Provided records:
####

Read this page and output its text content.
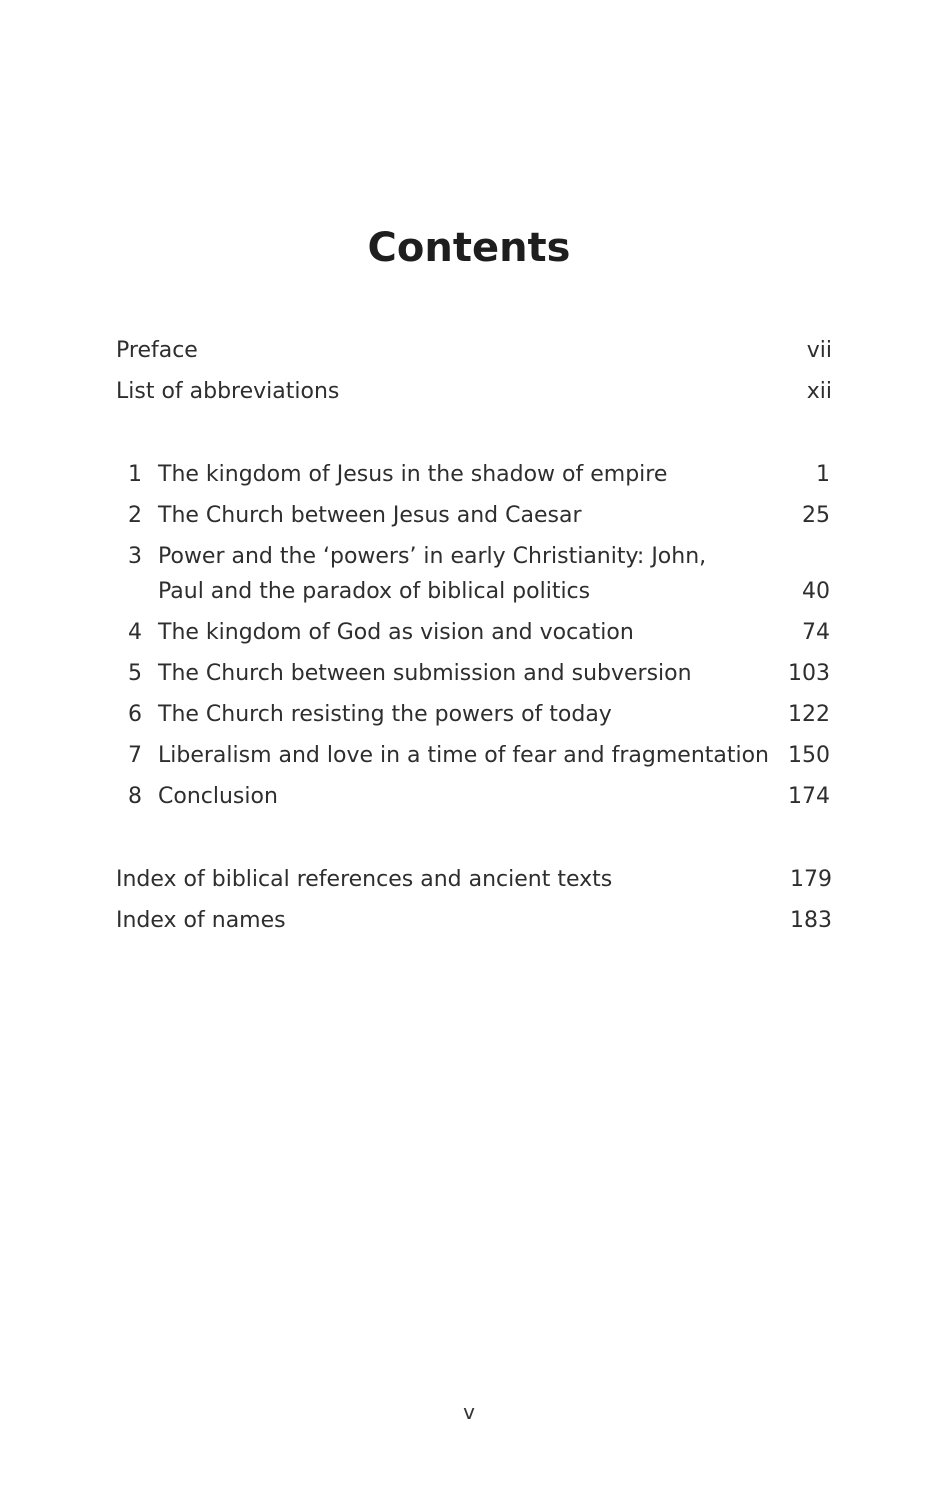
Contents
Preface	vii
List of abbreviations	xii
1 The kingdom of Jesus in the shadow of empire	1
2 The Church between Jesus and Caesar	25
3 Power and the ‘powers’ in early Christianity: John,
Paul and the paradox of biblical politics	40
4 The kingdom of God as vision and vocation	74
5 The Church between submission and subversion	103
6 The Church resisting the powers of today	122
7 Liberalism and love in a time of fear and fragmentation 150
8 Conclusion	174
Index of biblical references and ancient texts	179
Index of names	183
v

####

Objective: Please transcribe the material above exactly as written. Leave the pictures out.

Result for this exercise:
Read this page and output its text content.
Contents
Preface	vii
List of abbreviations	xii
1 The kingdom of Jesus in the shadow of empire	1
2 The Church between Jesus and Caesar	25
3 Power and the ‘powers’ in early Christianity: John,
Paul and the paradox of biblical politics	40
4 The kingdom of God as vision and vocation	74
5 The Church between submission and subversion	103
6 The Church resisting the powers of today	122
7 Liberalism and love in a time of fear and fragmentation 150
8 Conclusion	174
Index of biblical references and ancient texts	179
Index of names	183
v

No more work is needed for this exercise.